• Problem description
All records should be reproduced verbatim.

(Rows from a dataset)

****

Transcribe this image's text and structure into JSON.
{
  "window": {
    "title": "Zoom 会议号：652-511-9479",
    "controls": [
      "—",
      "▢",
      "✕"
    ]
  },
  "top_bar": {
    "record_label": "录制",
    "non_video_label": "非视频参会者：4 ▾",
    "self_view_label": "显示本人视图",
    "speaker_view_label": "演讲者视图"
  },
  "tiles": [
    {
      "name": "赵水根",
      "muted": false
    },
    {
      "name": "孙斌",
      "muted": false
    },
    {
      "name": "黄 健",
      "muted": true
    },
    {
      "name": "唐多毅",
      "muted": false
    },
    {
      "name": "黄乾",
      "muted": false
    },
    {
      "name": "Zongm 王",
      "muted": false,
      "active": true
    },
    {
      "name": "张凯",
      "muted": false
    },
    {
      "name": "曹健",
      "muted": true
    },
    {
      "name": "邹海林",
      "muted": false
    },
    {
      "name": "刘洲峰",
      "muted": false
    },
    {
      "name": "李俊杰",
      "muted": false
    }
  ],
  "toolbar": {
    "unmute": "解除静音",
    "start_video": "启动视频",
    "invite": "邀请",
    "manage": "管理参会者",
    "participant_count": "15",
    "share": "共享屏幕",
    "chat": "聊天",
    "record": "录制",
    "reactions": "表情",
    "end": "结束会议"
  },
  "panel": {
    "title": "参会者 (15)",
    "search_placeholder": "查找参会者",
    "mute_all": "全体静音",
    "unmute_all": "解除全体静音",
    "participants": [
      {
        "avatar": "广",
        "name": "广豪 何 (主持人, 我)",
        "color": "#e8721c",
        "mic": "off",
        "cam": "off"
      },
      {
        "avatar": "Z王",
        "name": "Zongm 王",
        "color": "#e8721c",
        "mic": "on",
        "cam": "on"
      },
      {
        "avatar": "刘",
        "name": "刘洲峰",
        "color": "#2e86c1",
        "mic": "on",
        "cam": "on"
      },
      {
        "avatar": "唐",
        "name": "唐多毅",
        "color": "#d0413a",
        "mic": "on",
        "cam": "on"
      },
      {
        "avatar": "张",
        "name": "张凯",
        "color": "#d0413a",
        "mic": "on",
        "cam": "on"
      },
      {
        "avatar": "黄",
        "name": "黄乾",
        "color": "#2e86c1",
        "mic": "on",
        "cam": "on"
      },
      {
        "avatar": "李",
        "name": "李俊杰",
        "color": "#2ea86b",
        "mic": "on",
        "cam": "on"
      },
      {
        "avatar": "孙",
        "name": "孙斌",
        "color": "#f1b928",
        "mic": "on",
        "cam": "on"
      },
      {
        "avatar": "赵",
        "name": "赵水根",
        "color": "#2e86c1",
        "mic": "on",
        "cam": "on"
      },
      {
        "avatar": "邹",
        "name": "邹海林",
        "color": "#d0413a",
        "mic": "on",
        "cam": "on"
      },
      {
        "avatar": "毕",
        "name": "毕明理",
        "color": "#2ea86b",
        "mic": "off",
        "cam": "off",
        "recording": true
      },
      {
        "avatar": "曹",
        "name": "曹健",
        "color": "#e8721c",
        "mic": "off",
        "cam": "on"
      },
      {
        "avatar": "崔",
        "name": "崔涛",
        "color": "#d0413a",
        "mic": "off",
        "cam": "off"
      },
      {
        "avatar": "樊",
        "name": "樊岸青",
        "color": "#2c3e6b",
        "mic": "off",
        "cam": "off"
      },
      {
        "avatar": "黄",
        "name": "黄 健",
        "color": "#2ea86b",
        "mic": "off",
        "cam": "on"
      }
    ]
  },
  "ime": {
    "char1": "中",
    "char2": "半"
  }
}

****

• Finished exercise
Transcribe this image's text and structure into JSON.
{
  "window": {
    "title": "Zoom 会议号：652-511-9479",
    "controls": [
      "—",
      "▢",
      "✕"
    ]
  },
  "top_bar": {
    "record_label": "录制",
    "non_video_label": "非视频参会者：4 ▾",
    "self_view_label": "显示本人视图",
    "speaker_view_label": "演讲者视图"
  },
  "tiles": [
    {
      "name": "赵水根",
      "muted": false
    },
    {
      "name": "孙斌",
      "muted": false
    },
    {
      "name": "黄 健",
      "muted": true
    },
    {
      "name": "唐多毅",
      "muted": false
    },
    {
      "name": "黄乾",
      "muted": false
    },
    {
      "name": "Zongm 王",
      "muted": false,
      "active": true
    },
    {
      "name": "张凯",
      "muted": false
    },
    {
      "name": "曹健",
      "muted": true
    },
    {
      "name": "邹海林",
      "muted": false
    },
    {
      "name": "刘洲峰",
      "muted": false
    },
    {
      "name": "李俊杰",
      "muted": false
    }
  ],
  "toolbar": {
    "unmute": "解除静音",
    "start_video": "启动视频",
    "invite": "邀请",
    "manage": "管理参会者",
    "participant_count": "15",
    "share": "共享屏幕",
    "chat": "聊天",
    "record": "录制",
    "reactions": "表情",
    "end": "结束会议"
  },
  "panel": {
    "title": "参会者 (15)",
    "search_placeholder": "查找参会者",
    "mute_all": "全体静音",
    "unmute_all": "解除全体静音",
    "participants": [
      {
        "avatar": "广",
        "name": "广豪 何 (主持人, 我)",
        "color": "#e8721c",
        "mic": "off",
        "cam": "off"
      },
      {
        "avatar": "Z王",
        "name": "Zongm 王",
        "color": "#e8721c",
        "mic": "on",
        "cam": "on"
      },
      {
        "avatar": "刘",
        "name": "刘洲峰",
        "color": "#2e86c1",
        "mic": "on",
        "cam": "on"
      },
      {
        "avatar": "唐",
        "name": "唐多毅",
        "color": "#d0413a",
        "mic": "on",
        "cam": "on"
      },
      {
        "avatar": "张",
        "name": "张凯",
        "color": "#d0413a",
        "mic": "on",
        "cam": "on"
      },
      {
        "avatar": "黄",
        "name": "黄乾",
        "color": "#2e86c1",
        "mic": "on",
        "cam": "on"
      },
      {
        "avatar": "李",
        "name": "李俊杰",
        "color": "#2ea86b",
        "mic": "on",
        "cam": "on"
      },
      {
        "avatar": "孙",
        "name": "孙斌",
        "color": "#f1b928",
        "mic": "on",
        "cam": "on"
      },
      {
        "avatar": "赵",
        "name": "赵水根",
        "color": "#2e86c1",
        "mic": "on",
        "cam": "on"
      },
      {
        "avatar": "邹",
        "name": "邹海林",
        "color": "#d0413a",
        "mic": "on",
        "cam": "on"
      },
      {
        "avatar": "毕",
        "name": "毕明理",
        "color": "#2ea86b",
        "mic": "off",
        "cam": "off",
        "recording": true
      },
      {
        "avatar": "曹",
        "name": "曹健",
        "color": "#e8721c",
        "mic": "off",
        "cam": "on"
      },
      {
        "avatar": "崔",
        "name": "崔涛",
        "color": "#d0413a",
        "mic": "off",
        "cam": "off"
      },
      {
        "avatar": "樊",
        "name": "樊岸青",
        "color": "#2c3e6b",
        "mic": "off",
        "cam": "off"
      },
      {
        "avatar": "黄",
        "name": "黄 健",
        "color": "#2ea86b",
        "mic": "off",
        "cam": "on"
      }
    ]
  },
  "ime": {
    "char1": "中",
    "char2": "半"
  }
}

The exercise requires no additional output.